* Task details *
Give the entries again exactly, every one of them.

━━━━━ Information given ━━━━━

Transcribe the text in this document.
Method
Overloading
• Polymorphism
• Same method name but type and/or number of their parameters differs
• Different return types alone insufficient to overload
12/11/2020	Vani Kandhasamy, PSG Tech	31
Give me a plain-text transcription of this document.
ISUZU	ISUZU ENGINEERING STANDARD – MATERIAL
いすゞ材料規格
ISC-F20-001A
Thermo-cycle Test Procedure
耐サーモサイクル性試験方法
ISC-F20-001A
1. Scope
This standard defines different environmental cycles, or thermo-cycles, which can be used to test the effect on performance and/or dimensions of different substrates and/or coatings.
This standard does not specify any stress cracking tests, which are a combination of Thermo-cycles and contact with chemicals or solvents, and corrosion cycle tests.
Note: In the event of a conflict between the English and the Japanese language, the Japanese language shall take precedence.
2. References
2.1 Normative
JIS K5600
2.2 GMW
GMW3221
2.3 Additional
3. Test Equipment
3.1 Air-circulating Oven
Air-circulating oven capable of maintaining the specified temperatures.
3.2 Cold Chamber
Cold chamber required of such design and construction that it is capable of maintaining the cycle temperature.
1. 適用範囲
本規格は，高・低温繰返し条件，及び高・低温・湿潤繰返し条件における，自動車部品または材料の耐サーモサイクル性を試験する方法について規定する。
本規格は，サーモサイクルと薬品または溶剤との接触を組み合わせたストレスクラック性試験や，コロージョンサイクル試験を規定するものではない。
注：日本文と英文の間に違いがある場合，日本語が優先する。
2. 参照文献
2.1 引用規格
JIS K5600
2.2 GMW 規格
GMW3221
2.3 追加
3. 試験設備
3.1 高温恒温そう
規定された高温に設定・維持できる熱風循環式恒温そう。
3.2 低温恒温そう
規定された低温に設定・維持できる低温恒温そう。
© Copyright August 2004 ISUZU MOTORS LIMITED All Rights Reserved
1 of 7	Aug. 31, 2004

━━━━━

* Written solution *
Transcribe the text in this document.
Method
Overloading
• Polymorphism
• Same method name but type and/or number of their parameters differs
• Different return types alone insufficient to overload
12/11/2020	Vani Kandhasamy, PSG Tech	31
Give me a plain-text transcription of this document.
ISUZU	ISUZU ENGINEERING STANDARD – MATERIAL
いすゞ材料規格
ISC-F20-001A
Thermo-cycle Test Procedure
耐サーモサイクル性試験方法
ISC-F20-001A
1. Scope
This standard defines different environmental cycles, or thermo-cycles, which can be used to test the effect on performance and/or dimensions of different substrates and/or coatings.
This standard does not specify any stress cracking tests, which are a combination of Thermo-cycles and contact with chemicals or solvents, and corrosion cycle tests.
Note: In the event of a conflict between the English and the Japanese language, the Japanese language shall take precedence.
2. References
2.1 Normative
JIS K5600
2.2 GMW
GMW3221
2.3 Additional
3. Test Equipment
3.1 Air-circulating Oven
Air-circulating oven capable of maintaining the specified temperatures.
3.2 Cold Chamber
Cold chamber required of such design and construction that it is capable of maintaining the cycle temperature.
1. 適用範囲
本規格は，高・低温繰返し条件，及び高・低温・湿潤繰返し条件における，自動車部品または材料の耐サーモサイクル性を試験する方法について規定する。
本規格は，サーモサイクルと薬品または溶剤との接触を組み合わせたストレスクラック性試験や，コロージョンサイクル試験を規定するものではない。
注：日本文と英文の間に違いがある場合，日本語が優先する。
2. 参照文献
2.1 引用規格
JIS K5600
2.2 GMW 規格
GMW3221
2.3 追加
3. 試験設備
3.1 高温恒温そう
規定された高温に設定・維持できる熱風循環式恒温そう。
3.2 低温恒温そう
規定された低温に設定・維持できる低温恒温そう。
© Copyright August 2004 ISUZU MOTORS LIMITED All Rights Reserved
1 of 7	Aug. 31, 2004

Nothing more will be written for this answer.